>> START Document text

His Scottish partner, Annmarie, found him lying close to their home in the Pollokshields area of the city.
She had seen the attack from the window of their ground-floor flat -- but had not known Mr McKeeney was the victim.
It was only when she went outside that she realised it was her partner.
Police said she was "completely traumatised", adding: "The fact she found him makes it even more horrendous."
Mr McKeeney, a lorry driver, was from Malin Head in Co Donegal and had moved to Scotland about five years ago. He had been thinking about moving back to Ireland recently, friends said.
Neighbours told detectives that the dead man had been "picked on" by a group of young Asian men in the area.
"He had some trouble with an Asian gang in the area and had all the tyres on his car slashed," said one shocked neighbour yesterday.
Glasgow city councillor David Meikle said: "It is important that all aspects are looked into, including the possibility that it may have been a racially motivated crime."
The dead man's partner witnessed part of the attack and called an ambulance. She accompanied him to the city's Victoria Infirmary where he died shortly afterwards.

>> END Document text
>> START Record excerpts

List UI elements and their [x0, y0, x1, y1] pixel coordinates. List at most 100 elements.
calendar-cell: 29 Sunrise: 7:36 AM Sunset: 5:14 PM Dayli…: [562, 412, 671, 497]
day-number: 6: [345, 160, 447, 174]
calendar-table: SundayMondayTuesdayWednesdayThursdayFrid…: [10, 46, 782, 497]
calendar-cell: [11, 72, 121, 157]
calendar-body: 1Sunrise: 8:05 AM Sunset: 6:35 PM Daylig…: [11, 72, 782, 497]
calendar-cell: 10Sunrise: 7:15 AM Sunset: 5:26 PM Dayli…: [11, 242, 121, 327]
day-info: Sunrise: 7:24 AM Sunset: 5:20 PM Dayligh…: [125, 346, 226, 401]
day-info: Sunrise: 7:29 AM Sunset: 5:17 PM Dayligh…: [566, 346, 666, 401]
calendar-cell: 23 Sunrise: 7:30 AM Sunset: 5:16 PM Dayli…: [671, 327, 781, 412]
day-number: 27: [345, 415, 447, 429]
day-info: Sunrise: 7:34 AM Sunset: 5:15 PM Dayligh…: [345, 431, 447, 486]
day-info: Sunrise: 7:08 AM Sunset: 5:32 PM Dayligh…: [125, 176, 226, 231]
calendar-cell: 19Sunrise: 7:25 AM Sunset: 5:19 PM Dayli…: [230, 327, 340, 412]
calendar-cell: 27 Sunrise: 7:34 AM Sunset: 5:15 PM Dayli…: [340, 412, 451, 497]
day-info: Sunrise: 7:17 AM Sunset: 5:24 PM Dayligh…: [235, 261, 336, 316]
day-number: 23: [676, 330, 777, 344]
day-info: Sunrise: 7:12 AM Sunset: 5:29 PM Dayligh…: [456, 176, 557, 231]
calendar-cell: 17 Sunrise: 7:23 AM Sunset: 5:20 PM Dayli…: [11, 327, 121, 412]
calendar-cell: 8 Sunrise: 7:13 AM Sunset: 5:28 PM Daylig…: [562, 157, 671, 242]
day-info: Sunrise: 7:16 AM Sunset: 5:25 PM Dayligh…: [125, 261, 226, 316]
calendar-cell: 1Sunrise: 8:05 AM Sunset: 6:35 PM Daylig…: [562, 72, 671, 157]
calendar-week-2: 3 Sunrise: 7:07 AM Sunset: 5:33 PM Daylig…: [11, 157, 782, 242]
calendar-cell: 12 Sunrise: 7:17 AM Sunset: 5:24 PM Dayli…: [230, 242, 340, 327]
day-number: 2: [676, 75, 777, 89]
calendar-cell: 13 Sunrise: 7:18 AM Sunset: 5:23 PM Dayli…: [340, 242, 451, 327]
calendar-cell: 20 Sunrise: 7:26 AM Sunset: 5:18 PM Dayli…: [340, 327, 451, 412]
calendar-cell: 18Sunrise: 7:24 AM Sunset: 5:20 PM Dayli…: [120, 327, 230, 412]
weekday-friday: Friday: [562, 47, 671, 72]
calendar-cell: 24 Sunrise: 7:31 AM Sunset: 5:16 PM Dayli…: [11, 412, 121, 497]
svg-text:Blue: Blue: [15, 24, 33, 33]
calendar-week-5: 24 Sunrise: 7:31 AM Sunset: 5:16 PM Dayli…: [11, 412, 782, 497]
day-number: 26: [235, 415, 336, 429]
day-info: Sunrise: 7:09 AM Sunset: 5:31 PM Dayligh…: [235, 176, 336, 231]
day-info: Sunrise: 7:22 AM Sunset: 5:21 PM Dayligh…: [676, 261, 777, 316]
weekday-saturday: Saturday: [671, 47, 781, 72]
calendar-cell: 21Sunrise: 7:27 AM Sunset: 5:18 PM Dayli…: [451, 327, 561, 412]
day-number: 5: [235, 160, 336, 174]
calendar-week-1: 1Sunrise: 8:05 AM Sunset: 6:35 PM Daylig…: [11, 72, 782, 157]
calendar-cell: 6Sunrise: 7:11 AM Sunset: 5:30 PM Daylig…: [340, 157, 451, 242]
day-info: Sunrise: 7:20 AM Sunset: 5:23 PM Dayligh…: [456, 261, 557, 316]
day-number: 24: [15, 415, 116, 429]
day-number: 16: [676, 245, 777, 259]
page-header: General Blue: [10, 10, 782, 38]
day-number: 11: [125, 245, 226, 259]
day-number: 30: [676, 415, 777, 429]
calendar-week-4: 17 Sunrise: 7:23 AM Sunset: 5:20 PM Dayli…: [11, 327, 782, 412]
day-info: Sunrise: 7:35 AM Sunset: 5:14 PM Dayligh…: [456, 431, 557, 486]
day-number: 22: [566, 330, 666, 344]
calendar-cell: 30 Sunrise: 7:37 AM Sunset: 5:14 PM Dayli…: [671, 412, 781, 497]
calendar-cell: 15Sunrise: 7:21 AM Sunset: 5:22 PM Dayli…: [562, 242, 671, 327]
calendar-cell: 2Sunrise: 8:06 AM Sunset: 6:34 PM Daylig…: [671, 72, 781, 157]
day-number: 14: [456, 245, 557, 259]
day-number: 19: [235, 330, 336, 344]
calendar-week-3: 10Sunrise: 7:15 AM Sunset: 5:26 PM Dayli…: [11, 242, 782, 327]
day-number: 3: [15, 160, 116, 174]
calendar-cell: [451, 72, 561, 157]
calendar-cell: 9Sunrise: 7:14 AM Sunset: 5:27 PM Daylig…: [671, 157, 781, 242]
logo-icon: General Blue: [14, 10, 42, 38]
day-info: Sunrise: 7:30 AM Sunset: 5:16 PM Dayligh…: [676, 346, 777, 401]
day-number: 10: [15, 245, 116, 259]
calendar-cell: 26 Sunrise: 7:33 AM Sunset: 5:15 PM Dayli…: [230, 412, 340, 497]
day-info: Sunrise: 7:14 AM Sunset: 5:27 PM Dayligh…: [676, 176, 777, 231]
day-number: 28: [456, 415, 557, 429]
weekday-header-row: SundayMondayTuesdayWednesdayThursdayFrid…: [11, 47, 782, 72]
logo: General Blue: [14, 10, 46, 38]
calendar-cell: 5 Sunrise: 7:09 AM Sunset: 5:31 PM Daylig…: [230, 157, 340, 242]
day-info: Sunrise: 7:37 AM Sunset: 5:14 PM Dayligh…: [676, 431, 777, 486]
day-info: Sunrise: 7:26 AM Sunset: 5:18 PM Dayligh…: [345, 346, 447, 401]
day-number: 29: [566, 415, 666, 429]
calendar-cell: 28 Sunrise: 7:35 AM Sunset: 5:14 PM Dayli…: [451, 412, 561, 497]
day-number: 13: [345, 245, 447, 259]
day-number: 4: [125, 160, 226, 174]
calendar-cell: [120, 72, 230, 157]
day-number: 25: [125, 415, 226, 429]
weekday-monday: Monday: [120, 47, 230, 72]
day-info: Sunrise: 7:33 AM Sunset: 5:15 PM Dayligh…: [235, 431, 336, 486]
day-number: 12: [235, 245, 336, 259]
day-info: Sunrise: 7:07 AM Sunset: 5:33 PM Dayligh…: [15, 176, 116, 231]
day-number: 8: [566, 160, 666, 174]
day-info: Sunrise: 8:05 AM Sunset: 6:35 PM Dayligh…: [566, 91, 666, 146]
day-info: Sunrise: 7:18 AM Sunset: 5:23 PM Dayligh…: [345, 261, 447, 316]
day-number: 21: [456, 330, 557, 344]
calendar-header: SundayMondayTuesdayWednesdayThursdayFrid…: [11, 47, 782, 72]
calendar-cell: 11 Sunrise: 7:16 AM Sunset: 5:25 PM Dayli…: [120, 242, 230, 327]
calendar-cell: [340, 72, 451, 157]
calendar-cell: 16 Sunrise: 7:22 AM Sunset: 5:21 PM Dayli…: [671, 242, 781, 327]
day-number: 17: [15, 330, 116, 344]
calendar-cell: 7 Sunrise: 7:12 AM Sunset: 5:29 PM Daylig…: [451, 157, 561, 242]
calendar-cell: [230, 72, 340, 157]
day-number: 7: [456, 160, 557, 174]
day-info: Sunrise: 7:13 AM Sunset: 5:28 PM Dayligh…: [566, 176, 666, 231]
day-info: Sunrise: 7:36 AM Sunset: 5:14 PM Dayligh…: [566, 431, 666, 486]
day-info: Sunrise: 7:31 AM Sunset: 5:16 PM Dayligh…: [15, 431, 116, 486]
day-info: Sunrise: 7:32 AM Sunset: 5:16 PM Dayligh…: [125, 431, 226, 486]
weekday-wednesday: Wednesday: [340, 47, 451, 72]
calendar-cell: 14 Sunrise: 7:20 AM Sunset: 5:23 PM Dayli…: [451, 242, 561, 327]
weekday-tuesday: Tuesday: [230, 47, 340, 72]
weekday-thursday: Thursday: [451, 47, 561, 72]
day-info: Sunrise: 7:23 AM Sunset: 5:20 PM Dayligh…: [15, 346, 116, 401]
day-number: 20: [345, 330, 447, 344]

>> END Record excerpts

Tasks to complete:
1. In the news report about Mr McKeeney's death, what was his job?
2. Reproduce word for word the passage of the news report about Mr McKeeney's death that opens with the words containing "Glasgow city councillor" and closes with "died shortly afterwards.".
3. Write the next part of the news report about Mr McKeeney's death, picking up after its final sentence.

Expected answers:
1. He was a lorry driver.

2.
Glasgow city councillor David Meikle said: "It is important that all aspects are looked into, including the possibility that it may have been a racially motivated crime."
The dead man's partner witnessed part of the attack and called an ambulance. She accompanied him to the city's Victoria Infirmary where he died shortly afterwards.

3.
Detective Chief Inspector David Gailey told a press conference: "Mr McKeeney had been out socialising . . . and was making his way home when the attack took place.
"At the moment it would appear that it was a completely unprovoked attack.
"There is the possibility that someone heard or saw something that will help us catch those responsible for this vicious murder."
The two men police want to talk to are of Asian appearance.
In Malin Head yesterday, friends said the victim was "a decent, quiet man" who would "run a mile from a fight".
Shocked locals in the remote Inishowen peninsula said Mr McKeeney's four brothers and two sisters are devastated.
One of them -- Henry -- was told the tragic news in the US yesterday and is making arrangements to fly home from Boston.
"Willie was a great fella who wouldn't harm a fly and wouldn't know how to harm a fly," said local man Seamus Doherty.